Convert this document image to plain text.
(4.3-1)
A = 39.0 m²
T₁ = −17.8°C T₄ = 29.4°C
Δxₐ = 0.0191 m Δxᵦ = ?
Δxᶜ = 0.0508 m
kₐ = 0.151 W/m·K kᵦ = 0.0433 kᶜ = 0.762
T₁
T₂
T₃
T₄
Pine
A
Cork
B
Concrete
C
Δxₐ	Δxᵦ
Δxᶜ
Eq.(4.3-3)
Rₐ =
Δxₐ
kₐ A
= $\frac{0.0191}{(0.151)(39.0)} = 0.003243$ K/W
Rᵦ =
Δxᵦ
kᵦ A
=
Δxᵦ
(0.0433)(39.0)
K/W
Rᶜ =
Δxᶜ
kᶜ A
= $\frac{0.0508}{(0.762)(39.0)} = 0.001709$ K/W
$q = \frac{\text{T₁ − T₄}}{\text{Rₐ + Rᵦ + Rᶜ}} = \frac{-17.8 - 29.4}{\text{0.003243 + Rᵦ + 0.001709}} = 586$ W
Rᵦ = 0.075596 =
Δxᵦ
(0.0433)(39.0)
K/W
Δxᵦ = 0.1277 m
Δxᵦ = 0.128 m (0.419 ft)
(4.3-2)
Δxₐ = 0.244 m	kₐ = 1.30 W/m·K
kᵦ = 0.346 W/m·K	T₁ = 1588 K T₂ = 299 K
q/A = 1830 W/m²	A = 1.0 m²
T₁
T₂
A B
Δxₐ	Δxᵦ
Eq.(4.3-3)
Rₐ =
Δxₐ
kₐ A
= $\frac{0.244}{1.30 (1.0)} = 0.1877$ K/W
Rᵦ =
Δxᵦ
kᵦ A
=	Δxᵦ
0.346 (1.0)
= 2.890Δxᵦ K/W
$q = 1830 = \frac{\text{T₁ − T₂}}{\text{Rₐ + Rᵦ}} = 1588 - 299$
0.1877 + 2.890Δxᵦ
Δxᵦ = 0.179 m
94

■ ■ ■ ■ ■

_TASK GOAL_.
Would you write down every record again, exactly?

_FULL SOLUTION_.
Convert this document image to plain text.
(4.3-1)
A = 39.0 m²
T₁ = −17.8°C T₄ = 29.4°C
Δxₐ = 0.0191 m Δxᵦ = ?
Δxᶜ = 0.0508 m
kₐ = 0.151 W/m·K kᵦ = 0.0433 kᶜ = 0.762
T₁
T₂
T₃
T₄
Pine
A
Cork
B
Concrete
C
Δxₐ	Δxᵦ
Δxᶜ
Eq.(4.3-3)
Rₐ =
Δxₐ
kₐ A
= $\frac{0.0191}{(0.151)(39.0)} = 0.003243$ K/W
Rᵦ =
Δxᵦ
kᵦ A
=
Δxᵦ
(0.0433)(39.0)
K/W
Rᶜ =
Δxᶜ
kᶜ A
= $\frac{0.0508}{(0.762)(39.0)} = 0.001709$ K/W
$q = \frac{\text{T₁ − T₄}}{\text{Rₐ + Rᵦ + Rᶜ}} = \frac{-17.8 - 29.4}{\text{0.003243 + Rᵦ + 0.001709}} = 586$ W
Rᵦ = 0.075596 =
Δxᵦ
(0.0433)(39.0)
K/W
Δxᵦ = 0.1277 m
Δxᵦ = 0.128 m (0.419 ft)
(4.3-2)
Δxₐ = 0.244 m	kₐ = 1.30 W/m·K
kᵦ = 0.346 W/m·K	T₁ = 1588 K T₂ = 299 K
q/A = 1830 W/m²	A = 1.0 m²
T₁
T₂
A B
Δxₐ	Δxᵦ
Eq.(4.3-3)
Rₐ =
Δxₐ
kₐ A
= $\frac{0.244}{1.30 (1.0)} = 0.1877$ K/W
Rᵦ =
Δxᵦ
kᵦ A
=	Δxᵦ
0.346 (1.0)
= 2.890Δxᵦ K/W
$q = 1830 = \frac{\text{T₁ − T₂}}{\text{Rₐ + Rᵦ}} = 1588 - 299$
0.1877 + 2.890Δxᵦ
Δxᵦ = 0.179 m
94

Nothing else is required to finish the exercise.